## TO BE DONE
Would you restate all the data that follows, word for word?

##### RECORDS FOR THE EXERCISE

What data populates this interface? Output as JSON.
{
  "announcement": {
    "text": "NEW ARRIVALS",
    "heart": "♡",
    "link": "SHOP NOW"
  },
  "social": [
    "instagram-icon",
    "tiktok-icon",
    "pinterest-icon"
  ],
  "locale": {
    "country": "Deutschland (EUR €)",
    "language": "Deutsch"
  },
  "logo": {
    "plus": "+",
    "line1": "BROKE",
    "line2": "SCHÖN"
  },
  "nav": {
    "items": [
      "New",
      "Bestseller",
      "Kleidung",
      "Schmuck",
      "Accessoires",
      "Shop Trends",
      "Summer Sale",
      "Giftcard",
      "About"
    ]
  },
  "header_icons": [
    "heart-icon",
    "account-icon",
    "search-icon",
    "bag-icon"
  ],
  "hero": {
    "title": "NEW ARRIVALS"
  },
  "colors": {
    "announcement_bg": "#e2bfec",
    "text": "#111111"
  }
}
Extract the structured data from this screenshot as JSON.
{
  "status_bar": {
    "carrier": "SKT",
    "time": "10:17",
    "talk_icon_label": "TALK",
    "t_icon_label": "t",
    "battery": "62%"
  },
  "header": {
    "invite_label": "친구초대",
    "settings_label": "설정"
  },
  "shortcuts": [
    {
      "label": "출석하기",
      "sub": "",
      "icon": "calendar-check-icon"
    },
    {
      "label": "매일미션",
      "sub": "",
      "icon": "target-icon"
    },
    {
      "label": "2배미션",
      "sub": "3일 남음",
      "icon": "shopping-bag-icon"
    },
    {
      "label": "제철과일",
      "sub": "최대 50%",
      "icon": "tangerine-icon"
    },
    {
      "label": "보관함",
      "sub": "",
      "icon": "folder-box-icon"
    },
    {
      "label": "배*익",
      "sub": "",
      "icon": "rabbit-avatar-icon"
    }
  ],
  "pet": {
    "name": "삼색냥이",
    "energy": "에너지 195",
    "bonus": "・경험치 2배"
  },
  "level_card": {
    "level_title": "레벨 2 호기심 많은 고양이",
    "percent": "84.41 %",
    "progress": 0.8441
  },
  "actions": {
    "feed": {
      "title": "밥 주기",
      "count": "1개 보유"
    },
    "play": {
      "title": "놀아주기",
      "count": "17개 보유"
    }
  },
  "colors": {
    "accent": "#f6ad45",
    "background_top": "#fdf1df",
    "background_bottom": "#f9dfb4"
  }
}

##########

## ANSWER
What data populates this interface? Output as JSON.
{
  "announcement": {
    "text": "NEW ARRIVALS",
    "heart": "♡",
    "link": "SHOP NOW"
  },
  "social": [
    "instagram-icon",
    "tiktok-icon",
    "pinterest-icon"
  ],
  "locale": {
    "country": "Deutschland (EUR €)",
    "language": "Deutsch"
  },
  "logo": {
    "plus": "+",
    "line1": "BROKE",
    "line2": "SCHÖN"
  },
  "nav": {
    "items": [
      "New",
      "Bestseller",
      "Kleidung",
      "Schmuck",
      "Accessoires",
      "Shop Trends",
      "Summer Sale",
      "Giftcard",
      "About"
    ]
  },
  "header_icons": [
    "heart-icon",
    "account-icon",
    "search-icon",
    "bag-icon"
  ],
  "hero": {
    "title": "NEW ARRIVALS"
  },
  "colors": {
    "announcement_bg": "#e2bfec",
    "text": "#111111"
  }
}
Extract the structured data from this screenshot as JSON.
{
  "status_bar": {
    "carrier": "SKT",
    "time": "10:17",
    "talk_icon_label": "TALK",
    "t_icon_label": "t",
    "battery": "62%"
  },
  "header": {
    "invite_label": "친구초대",
    "settings_label": "설정"
  },
  "shortcuts": [
    {
      "label": "출석하기",
      "sub": "",
      "icon": "calendar-check-icon"
    },
    {
      "label": "매일미션",
      "sub": "",
      "icon": "target-icon"
    },
    {
      "label": "2배미션",
      "sub": "3일 남음",
      "icon": "shopping-bag-icon"
    },
    {
      "label": "제철과일",
      "sub": "최대 50%",
      "icon": "tangerine-icon"
    },
    {
      "label": "보관함",
      "sub": "",
      "icon": "folder-box-icon"
    },
    {
      "label": "배*익",
      "sub": "",
      "icon": "rabbit-avatar-icon"
    }
  ],
  "pet": {
    "name": "삼색냥이",
    "energy": "에너지 195",
    "bonus": "・경험치 2배"
  },
  "level_card": {
    "level_title": "레벨 2 호기심 많은 고양이",
    "percent": "84.41 %",
    "progress": 0.8441
  },
  "actions": {
    "feed": {
      "title": "밥 주기",
      "count": "1개 보유"
    },
    "play": {
      "title": "놀아주기",
      "count": "17개 보유"
    }
  },
  "colors": {
    "accent": "#f6ad45",
    "background_top": "#fdf1df",
    "background_bottom": "#f9dfb4"
  }
}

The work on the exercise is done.